# Forum Home Renovation Fences & Screens  Concrete posts for fence

## verucaboi

Hey guys, I'm new to this forum (I joined just to reply to the thread at http://www.renovateforum.com/f214/re...-posts-116206/ but it is too old to reply to, hence starting a new thread).  I am looking at a similar situation, as our neighbours and we want to replace the fence, but want to retain the existing concrete posts, since it will be more solid and less chance of it being destroyed by termites, weather and so forth.  On top of this, we both have 2 dogs each.  
What should we look at when seeing about retaining the posts, versus replacing them?  Are there any fencers in the Casey area that any of you can recommend?

----------


## shortsta

Make sure of 2 things...or your stuffed (not counting whether they are still in a straight and plumb alignment.... 
1...when taking off the old palings and rails...DO NOT cut the wires that hold the rails onto the posts.  you bend them to free the rail, and reuse them to affix the new rail.
2...Order your new rails in 6.0m lengths, not 5.4.  5.4 is where the fence posts should be set to, but if you are longer in post spacings, even a little, you will not be able to fix the rails over the post.  it is stuff all more money initially to order the longer length.  just trim off the excess as you set each rail. 
Hope this helps...Simon

----------


## verucaboi

> Make sure of 2 things...or your stuffed (not counting whether they are still in a straight and plumb alignment.... 
> 1...when taking off the old palings and rails...DO NOT cut the wires that hold the rails onto the posts.  you bend them to free the rail, and reuse them to affix the new rail.
> 2...Order your new rails in 6.0m lengths, not 5.4.  5.4 is where the fence posts should be set to, but if you are longer in post spacings, even a little, you will not be able to fix the rails over the post.  it is stuff all more money initially to order the longer length.  just trim off the excess as you set each rail. 
> Hope this helps...Simon

  Hi Simon, 
Thanks for that.  We are hoping to get a fencer to come do it all, but we have the original cement posts standing still. 
On a side note, have you always lived in Stratty?  I'm a Maffra boy. 
Leigh

----------


## shortsta

Hi Leigh,
Not always Stratty.  Been here about 8 years.

----------


## DEMAK Timber

> 1...when taking off the old palings and rails...DO NOT cut the wires that hold the rails onto the posts.  you bend them to free the rail, and reuse them to affix the new rail.
> 2...Order your new rails in 6.0m lengths, not 5.4.  5.4 is where the fence posts should be set to, but if you are longer in post spacings, even a little, you will not be able to fix the rails over the post.  it is stuff all more money initially to order the longer length.  just trim off the excess as you set each rail.

  Good Advice, on older fences the post centres are usually 9' as opposed to 2.7M so 6.0m rails are a must. 
A couple of quality contractors that work in the Hallam area are: 
Wally Toogood 0421 613 237
Troy from Fencesational - https://www.facebook.com/Fencesational - 0428720597

----------

══════

(Requirements):
1. Reproduce the passage of the fence post thread starting with "## DEMAK Timber" and going on through "are a must.".
2. Write out the rows again, starting with the first row and going on through the line containing "1217, 691, 1241]", with "my-avatar" changed to "user-avatar" and nothing else altered. Give only those lines.

══════

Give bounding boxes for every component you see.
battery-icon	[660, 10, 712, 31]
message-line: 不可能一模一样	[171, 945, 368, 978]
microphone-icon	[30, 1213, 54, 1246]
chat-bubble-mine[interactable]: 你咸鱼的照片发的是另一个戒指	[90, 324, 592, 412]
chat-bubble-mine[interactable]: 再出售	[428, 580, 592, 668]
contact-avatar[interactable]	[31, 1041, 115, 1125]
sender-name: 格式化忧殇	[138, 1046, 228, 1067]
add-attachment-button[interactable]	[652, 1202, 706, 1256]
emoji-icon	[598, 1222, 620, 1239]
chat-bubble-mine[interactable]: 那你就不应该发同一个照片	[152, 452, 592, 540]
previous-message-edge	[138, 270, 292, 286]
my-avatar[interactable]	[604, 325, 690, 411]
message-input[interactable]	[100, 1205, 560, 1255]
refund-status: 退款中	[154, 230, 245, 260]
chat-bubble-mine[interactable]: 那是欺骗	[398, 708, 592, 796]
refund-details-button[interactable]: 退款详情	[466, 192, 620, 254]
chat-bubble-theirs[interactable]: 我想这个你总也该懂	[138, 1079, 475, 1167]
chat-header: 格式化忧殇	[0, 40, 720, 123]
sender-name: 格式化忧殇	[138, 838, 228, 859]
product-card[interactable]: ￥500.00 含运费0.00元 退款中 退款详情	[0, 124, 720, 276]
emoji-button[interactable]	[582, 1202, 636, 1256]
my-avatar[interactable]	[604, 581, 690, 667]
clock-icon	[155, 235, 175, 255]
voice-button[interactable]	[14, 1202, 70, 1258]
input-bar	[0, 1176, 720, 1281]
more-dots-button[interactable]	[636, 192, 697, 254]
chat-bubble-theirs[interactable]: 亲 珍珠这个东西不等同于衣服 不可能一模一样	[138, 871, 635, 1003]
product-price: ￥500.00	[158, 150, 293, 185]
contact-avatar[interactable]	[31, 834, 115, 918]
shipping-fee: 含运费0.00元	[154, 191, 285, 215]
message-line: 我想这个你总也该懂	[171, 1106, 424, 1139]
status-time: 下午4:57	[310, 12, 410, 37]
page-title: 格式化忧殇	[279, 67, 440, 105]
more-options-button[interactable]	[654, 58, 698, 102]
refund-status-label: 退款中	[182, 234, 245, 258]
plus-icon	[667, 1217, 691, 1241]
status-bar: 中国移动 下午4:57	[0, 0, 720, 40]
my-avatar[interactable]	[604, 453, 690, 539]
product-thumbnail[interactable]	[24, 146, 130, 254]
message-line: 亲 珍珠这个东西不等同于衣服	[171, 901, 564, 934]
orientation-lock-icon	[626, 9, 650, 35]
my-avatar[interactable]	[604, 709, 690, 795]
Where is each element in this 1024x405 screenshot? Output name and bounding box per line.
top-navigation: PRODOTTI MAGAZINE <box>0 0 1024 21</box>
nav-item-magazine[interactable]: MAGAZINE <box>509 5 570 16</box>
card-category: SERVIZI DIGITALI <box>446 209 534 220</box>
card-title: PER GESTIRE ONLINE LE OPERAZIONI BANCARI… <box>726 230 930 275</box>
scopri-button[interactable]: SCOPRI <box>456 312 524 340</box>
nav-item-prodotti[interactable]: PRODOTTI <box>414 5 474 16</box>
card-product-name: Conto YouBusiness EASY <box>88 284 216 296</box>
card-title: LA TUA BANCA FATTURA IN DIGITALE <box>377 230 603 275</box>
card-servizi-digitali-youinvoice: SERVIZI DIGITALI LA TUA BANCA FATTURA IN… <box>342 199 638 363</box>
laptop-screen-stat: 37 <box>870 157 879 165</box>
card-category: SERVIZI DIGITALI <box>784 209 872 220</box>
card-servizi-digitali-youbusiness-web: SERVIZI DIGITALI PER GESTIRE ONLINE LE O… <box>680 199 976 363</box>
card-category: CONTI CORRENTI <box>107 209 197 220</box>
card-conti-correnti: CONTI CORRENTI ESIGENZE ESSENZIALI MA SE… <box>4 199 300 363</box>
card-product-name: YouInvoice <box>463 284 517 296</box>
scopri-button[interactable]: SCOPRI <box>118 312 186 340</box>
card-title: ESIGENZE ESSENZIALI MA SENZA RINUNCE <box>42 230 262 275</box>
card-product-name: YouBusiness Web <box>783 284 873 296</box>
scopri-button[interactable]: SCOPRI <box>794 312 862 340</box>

══════

(The solutions):
1.
## DEMAK Timber

> 1...when taking off the old palings and rails...DO NOT cut the wires that hold the rails onto the posts.  you bend them to free the rail, and reuse them to affix the new rail.
> 2...Order your new rails in 6.0m lengths, not 5.4.  5.4 is where the fence posts should be set to, but if you are longer in post spacings, even a little, you will not be able to fix the rails over the post.  it is stuff all more money initially to order the longer length.  just trim off the excess as you set each rail.

  Good Advice, on older fences the post centres are usually 9' as opposed to 2.7M so 6.0m rails are a must.

2.
Give bounding boxes for every component you see.
battery-icon	[660, 10, 712, 31]
message-line: 不可能一模一样	[171, 945, 368, 978]
microphone-icon	[30, 1213, 54, 1246]
chat-bubble-mine[interactable]: 你咸鱼的照片发的是另一个戒指	[90, 324, 592, 412]
chat-bubble-mine[interactable]: 再出售	[428, 580, 592, 668]
contact-avatar[interactable]	[31, 1041, 115, 1125]
sender-name: 格式化忧殇	[138, 1046, 228, 1067]
add-attachment-button[interactable]	[652, 1202, 706, 1256]
emoji-icon	[598, 1222, 620, 1239]
chat-bubble-mine[interactable]: 那你就不应该发同一个照片	[152, 452, 592, 540]
previous-message-edge	[138, 270, 292, 286]
user-avatar[interactable]	[604, 325, 690, 411]
message-input[interactable]	[100, 1205, 560, 1255]
refund-status: 退款中	[154, 230, 245, 260]
chat-bubble-mine[interactable]: 那是欺骗	[398, 708, 592, 796]
refund-details-button[interactable]: 退款详情	[466, 192, 620, 254]
chat-bubble-theirs[interactable]: 我想这个你总也该懂	[138, 1079, 475, 1167]
chat-header: 格式化忧殇	[0, 40, 720, 123]
sender-name: 格式化忧殇	[138, 838, 228, 859]
product-card[interactable]: ￥500.00 含运费0.00元 退款中 退款详情	[0, 124, 720, 276]
emoji-button[interactable]	[582, 1202, 636, 1256]
user-avatar[interactable]	[604, 581, 690, 667]
clock-icon	[155, 235, 175, 255]
voice-button[interactable]	[14, 1202, 70, 1258]
input-bar	[0, 1176, 720, 1281]
more-dots-button[interactable]	[636, 192, 697, 254]
chat-bubble-theirs[interactable]: 亲 珍珠这个东西不等同于衣服 不可能一模一样	[138, 871, 635, 1003]
product-price: ￥500.00	[158, 150, 293, 185]
contact-avatar[interactable]	[31, 834, 115, 918]
shipping-fee: 含运费0.00元	[154, 191, 285, 215]
message-line: 我想这个你总也该懂	[171, 1106, 424, 1139]
status-time: 下午4:57	[310, 12, 410, 37]
page-title: 格式化忧殇	[279, 67, 440, 105]
more-options-button[interactable]	[654, 58, 698, 102]
refund-status-label: 退款中	[182, 234, 245, 258]
plus-icon	[667, 1217, 691, 1241]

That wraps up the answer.